Source:
>> start

# A6 thermostat replacement??



## A2RHINO (Jul 10, 2008)

How long does it take to replace the thermostat on a 1999 A6 2.8L QUATTRO?


----------



## cgeromi (Apr 30, 2006)

*Re: A6 thermostat replacement?? (A2RHINO)*


_Quote, originally posted by *A2RHINO* »_How long does it take to replace the thermostat on a 1999 A6 2.8L QUATTRO? 

Trying posting your question here ----> http://forums.vwvortex.com/zeroforum?id=34
You'll probbaly have better success being that that is the forum pertaining to your car. This forum is for the 12v VR motors. You need to be in the regular 2.8L V6 forum. http://****************.com/smile/emthup.gif


----------



## spitpilot (Feb 14, 2000)

*Re: A6 thermostat replacement?? (cgeromi)*

A long time! Seriously, you have to move front of car into "working positon"..then pull the timing belt...so it makes sense to do TB job along with t stat..which is why I paid extra to have my T stat changed when the waterpump/timing belt tensioner failed and were replaced under power train warranty!








I think the std labor estimate for TB job is 6 hours.....t stat is just two bolts so won't add anything to that estimate... http://****************.com/smile/emthup.gif


----------



## vw leben (May 17, 2008)

*Re: A6 thermostat replacement?? (A2RHINO)*

don't do it unless you have the cam timing tool, there is no keyway on the cams. Leave it for a shop, its a big job. make shure the W/P is done at the same time too.


----------



## spitpilot (Feb 14, 2000)

*Re: A6 thermostat replacement?? (vw leben)*


_Quote, originally posted by *vw leben* »_don't do it unless you have the cam timing tool, there is no keyway on the cams. Leave it for a shop, its a big job. make shure the W/P is done at the same time too.

X2...If I had to do this I'd do complete TB/waterpump job while I was at it..and get my parts and rent the complete TB job tool kit from Blauparts! They only charge like $35 or so to rent all the special tools needed to do TB job correctly..and you sure don't wanna screw up the timing with 30 valves to bend!


----------



## audiA41998 (Jul 12, 2008)

>> end

Provided entries:
>> start

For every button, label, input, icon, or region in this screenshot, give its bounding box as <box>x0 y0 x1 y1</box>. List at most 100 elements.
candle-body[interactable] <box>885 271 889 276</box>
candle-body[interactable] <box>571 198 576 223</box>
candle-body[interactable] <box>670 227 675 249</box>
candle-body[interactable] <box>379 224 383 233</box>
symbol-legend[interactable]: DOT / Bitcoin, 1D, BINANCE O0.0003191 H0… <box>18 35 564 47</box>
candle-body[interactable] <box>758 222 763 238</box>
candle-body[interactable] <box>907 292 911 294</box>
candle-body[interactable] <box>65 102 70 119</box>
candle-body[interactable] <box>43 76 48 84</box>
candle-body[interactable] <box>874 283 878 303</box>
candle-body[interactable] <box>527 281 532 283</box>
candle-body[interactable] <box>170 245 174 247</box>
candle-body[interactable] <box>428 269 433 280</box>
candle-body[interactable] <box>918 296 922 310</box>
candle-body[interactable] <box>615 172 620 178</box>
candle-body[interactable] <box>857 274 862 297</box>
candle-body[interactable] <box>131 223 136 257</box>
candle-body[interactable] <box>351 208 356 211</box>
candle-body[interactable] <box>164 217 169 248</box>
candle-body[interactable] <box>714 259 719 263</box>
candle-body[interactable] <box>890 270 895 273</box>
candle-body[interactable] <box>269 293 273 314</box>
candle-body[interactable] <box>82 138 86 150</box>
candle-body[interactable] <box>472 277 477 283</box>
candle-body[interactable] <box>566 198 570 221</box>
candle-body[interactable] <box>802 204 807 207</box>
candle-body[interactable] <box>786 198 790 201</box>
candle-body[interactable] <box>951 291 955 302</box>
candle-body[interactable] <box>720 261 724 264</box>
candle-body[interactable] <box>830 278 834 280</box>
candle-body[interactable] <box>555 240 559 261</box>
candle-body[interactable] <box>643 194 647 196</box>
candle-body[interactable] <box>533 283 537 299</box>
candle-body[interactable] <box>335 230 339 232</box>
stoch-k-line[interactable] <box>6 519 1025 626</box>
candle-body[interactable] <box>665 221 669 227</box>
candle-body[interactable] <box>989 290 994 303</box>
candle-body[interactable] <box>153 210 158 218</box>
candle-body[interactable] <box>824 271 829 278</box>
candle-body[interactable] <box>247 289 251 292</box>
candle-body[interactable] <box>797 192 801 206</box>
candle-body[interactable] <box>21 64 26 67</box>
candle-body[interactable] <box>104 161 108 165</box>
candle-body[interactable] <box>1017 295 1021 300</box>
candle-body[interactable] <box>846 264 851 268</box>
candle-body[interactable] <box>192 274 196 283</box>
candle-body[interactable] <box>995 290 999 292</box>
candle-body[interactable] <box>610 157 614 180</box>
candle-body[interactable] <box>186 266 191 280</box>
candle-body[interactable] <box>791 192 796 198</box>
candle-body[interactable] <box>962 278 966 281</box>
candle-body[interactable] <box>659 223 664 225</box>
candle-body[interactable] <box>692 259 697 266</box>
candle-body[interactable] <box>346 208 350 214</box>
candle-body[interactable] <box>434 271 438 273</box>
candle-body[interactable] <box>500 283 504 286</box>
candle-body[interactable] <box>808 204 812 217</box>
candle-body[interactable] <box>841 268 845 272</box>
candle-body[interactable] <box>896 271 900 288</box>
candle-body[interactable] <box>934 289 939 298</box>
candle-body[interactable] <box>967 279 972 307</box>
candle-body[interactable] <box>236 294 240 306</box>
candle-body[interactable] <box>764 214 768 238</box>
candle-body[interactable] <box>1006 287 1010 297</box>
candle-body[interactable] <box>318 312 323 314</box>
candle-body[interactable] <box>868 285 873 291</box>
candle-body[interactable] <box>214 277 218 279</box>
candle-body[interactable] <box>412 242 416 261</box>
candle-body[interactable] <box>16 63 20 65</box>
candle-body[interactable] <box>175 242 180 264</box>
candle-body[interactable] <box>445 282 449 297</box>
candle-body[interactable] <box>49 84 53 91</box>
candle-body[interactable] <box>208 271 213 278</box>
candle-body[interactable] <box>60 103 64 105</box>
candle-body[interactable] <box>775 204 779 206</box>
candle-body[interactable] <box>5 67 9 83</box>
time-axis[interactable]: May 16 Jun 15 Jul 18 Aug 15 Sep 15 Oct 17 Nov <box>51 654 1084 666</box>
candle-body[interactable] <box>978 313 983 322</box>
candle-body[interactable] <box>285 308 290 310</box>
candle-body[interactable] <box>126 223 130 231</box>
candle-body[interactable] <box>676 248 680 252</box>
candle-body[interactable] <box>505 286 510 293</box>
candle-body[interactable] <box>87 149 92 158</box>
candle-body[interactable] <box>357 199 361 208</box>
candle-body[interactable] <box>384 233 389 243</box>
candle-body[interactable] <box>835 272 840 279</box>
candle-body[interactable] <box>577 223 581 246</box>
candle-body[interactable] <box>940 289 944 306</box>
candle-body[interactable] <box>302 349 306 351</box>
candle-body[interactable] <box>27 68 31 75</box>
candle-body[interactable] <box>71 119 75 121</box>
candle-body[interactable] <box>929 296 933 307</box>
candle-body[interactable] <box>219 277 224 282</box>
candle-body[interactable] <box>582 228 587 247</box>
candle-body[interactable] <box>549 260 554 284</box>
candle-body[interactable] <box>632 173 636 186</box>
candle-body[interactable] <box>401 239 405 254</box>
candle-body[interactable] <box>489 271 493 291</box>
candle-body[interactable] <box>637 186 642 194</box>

>> end

Task list:
a) Reproduce the part of the thermostat thread between "I think the" and "(May 17, 2008)", inclusive.
b) Transcribe the lines of the listing from its first line through the line containing "candle-body[interactable] <box>758 222", with both ends included.

The responses:
a)
I think the std labor estimate for TB job is 6 hours.....t stat is just two bolts so won't add anything to that estimate... http://****************.com/smile/emthup.gif


----------



## vw leben (May 17, 2008)

b)
For every button, label, input, icon, or region in this screenshot, give its bounding box as <box>x0 y0 x1 y1</box>. List at most 100 elements.
candle-body[interactable] <box>885 271 889 276</box>
candle-body[interactable] <box>571 198 576 223</box>
candle-body[interactable] <box>670 227 675 249</box>
candle-body[interactable] <box>379 224 383 233</box>
symbol-legend[interactable]: DOT / Bitcoin, 1D, BINANCE O0.0003191 H0… <box>18 35 564 47</box>
candle-body[interactable] <box>758 222 763 238</box>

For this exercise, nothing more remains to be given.